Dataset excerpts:
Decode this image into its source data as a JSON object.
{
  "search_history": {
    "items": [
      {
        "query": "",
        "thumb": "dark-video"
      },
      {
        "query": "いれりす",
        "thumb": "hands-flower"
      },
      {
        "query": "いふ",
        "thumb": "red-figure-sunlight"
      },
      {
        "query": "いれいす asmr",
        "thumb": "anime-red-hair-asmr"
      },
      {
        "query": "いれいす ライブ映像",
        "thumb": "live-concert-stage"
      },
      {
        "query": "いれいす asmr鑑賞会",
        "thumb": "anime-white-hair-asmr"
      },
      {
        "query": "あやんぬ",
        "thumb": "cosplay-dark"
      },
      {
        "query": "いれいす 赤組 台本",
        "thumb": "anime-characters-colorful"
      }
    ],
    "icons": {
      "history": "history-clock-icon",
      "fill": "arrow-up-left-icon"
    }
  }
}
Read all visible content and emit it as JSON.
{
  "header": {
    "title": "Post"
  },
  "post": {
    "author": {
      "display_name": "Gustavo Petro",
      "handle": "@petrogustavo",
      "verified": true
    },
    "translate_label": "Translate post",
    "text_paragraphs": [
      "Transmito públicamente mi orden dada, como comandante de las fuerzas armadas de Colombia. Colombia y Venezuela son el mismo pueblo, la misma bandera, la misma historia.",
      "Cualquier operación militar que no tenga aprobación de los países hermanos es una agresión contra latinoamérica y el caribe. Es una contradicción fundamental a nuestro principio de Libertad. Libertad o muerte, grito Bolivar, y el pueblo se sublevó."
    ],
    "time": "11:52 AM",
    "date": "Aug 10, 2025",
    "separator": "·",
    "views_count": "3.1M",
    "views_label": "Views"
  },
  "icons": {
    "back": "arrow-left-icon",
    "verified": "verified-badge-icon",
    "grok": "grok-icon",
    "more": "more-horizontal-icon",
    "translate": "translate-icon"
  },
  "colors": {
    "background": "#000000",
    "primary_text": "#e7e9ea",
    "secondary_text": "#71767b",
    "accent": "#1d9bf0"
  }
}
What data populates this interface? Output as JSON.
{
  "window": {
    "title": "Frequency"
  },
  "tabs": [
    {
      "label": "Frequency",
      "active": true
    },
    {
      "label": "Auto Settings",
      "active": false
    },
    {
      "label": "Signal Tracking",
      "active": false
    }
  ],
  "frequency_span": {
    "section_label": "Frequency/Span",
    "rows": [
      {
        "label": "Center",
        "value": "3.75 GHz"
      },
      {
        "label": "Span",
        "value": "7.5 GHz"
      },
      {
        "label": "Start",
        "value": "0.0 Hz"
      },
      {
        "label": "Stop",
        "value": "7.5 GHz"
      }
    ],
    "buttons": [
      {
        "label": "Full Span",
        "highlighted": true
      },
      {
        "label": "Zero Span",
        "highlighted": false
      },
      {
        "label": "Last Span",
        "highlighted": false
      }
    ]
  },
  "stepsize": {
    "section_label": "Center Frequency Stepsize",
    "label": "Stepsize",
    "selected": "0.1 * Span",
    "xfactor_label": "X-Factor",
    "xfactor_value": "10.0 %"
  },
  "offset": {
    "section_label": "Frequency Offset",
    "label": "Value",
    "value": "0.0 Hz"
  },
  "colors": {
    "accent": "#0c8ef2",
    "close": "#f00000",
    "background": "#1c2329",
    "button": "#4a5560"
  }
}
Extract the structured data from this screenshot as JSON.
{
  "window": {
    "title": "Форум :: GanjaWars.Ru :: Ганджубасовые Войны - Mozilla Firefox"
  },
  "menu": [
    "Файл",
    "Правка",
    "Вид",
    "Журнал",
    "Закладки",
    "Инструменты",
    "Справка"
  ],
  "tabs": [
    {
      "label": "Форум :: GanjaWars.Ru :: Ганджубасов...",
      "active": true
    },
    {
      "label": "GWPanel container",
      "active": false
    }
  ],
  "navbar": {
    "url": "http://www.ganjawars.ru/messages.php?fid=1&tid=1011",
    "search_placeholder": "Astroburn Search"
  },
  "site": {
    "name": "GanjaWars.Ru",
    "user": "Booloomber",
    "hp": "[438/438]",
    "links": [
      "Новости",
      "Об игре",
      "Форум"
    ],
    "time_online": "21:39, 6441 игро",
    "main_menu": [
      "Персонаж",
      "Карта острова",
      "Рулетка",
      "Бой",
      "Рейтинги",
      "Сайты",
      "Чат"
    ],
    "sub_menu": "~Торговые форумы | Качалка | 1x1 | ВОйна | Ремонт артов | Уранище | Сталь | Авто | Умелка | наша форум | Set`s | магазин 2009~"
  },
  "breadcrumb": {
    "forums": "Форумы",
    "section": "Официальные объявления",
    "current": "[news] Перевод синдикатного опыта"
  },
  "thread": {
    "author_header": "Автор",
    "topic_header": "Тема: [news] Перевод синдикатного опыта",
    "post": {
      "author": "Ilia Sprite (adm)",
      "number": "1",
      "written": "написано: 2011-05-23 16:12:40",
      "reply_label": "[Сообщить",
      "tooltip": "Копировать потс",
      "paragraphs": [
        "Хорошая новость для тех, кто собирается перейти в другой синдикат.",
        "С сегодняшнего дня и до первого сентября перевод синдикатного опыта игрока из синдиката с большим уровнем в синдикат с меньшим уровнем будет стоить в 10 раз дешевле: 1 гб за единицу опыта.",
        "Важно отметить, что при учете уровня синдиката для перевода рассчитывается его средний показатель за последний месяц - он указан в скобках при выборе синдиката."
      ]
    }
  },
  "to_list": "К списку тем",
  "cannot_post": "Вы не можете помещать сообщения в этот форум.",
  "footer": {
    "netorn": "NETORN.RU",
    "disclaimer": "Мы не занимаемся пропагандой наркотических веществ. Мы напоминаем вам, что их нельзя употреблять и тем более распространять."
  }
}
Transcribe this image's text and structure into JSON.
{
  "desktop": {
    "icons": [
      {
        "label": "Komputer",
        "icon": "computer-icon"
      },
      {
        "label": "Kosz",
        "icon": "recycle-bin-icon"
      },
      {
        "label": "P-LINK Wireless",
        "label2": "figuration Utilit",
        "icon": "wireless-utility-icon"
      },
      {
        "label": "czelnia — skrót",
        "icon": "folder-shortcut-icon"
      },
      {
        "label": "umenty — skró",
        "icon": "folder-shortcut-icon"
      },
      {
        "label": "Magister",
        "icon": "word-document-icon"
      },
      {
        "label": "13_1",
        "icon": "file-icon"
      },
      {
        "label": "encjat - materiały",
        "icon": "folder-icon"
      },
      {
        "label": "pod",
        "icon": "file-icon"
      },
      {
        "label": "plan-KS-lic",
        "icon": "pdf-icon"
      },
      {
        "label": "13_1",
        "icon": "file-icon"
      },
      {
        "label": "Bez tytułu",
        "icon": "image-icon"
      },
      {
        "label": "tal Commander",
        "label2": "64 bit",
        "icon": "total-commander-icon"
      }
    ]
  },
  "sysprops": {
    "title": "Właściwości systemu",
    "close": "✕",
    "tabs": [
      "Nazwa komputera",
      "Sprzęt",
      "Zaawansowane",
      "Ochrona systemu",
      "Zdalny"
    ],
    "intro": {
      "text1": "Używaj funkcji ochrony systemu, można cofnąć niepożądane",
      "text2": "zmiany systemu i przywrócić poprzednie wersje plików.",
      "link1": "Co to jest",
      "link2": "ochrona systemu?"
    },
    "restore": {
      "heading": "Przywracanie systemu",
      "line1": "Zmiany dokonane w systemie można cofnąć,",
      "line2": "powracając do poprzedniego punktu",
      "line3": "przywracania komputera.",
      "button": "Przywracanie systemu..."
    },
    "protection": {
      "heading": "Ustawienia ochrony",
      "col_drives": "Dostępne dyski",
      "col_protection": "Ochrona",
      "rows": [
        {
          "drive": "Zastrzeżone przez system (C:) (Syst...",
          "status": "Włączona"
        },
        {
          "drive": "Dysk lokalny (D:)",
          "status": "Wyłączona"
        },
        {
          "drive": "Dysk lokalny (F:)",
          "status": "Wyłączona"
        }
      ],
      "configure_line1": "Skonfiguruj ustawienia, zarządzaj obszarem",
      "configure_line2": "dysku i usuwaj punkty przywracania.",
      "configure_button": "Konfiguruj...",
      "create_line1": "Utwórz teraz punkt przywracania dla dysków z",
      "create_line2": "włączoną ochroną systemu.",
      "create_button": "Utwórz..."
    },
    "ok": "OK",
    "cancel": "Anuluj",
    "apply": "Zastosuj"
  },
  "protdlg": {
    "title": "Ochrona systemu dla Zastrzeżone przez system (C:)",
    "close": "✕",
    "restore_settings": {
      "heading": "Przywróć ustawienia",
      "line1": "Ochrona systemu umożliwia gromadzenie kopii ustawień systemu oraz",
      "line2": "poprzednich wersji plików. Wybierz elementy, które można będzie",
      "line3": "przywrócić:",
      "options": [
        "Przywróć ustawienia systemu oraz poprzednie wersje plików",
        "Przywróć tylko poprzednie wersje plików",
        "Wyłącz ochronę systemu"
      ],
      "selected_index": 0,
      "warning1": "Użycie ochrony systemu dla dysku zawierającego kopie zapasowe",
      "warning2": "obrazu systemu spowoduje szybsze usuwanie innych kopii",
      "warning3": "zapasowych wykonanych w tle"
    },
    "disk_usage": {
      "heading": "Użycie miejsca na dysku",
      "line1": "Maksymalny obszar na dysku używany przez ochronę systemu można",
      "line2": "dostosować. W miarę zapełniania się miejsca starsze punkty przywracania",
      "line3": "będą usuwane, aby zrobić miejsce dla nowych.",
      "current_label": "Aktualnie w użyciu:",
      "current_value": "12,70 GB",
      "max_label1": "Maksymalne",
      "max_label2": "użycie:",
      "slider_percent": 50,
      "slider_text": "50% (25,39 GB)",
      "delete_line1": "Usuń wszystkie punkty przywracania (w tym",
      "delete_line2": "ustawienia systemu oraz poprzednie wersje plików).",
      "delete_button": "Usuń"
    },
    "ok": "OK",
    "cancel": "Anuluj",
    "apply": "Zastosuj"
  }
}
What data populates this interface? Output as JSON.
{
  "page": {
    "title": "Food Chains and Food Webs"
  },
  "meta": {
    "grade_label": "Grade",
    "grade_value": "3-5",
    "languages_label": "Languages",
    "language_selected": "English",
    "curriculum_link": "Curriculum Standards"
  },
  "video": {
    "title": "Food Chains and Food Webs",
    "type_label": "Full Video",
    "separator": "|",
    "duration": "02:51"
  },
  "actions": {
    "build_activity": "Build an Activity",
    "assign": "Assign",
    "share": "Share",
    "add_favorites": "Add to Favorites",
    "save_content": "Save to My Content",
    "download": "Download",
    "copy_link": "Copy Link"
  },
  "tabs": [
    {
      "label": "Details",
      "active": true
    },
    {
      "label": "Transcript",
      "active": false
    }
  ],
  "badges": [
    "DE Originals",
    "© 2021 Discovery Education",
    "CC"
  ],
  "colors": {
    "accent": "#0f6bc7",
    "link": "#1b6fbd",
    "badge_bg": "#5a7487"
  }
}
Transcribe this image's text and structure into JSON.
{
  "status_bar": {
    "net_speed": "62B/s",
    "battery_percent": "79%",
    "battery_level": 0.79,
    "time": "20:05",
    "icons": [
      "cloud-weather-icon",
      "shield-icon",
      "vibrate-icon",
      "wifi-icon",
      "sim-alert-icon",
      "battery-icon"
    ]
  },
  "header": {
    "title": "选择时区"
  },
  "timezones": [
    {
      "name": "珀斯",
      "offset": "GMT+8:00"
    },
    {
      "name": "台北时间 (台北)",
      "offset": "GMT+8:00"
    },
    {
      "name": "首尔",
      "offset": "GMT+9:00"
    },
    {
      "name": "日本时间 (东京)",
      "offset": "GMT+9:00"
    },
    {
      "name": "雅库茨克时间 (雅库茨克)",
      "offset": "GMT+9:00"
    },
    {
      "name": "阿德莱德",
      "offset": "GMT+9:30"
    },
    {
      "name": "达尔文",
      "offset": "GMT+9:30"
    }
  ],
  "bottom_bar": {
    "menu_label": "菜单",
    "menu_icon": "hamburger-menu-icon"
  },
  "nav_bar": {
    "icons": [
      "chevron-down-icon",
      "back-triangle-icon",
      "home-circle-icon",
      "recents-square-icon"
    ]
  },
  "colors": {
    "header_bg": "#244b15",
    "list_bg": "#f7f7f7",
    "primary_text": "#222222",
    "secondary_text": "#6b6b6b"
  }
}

» Brief
Go through the listing above line by line and say how many lines hold the word "lokalny". Reply with that number only.

» Written solution
2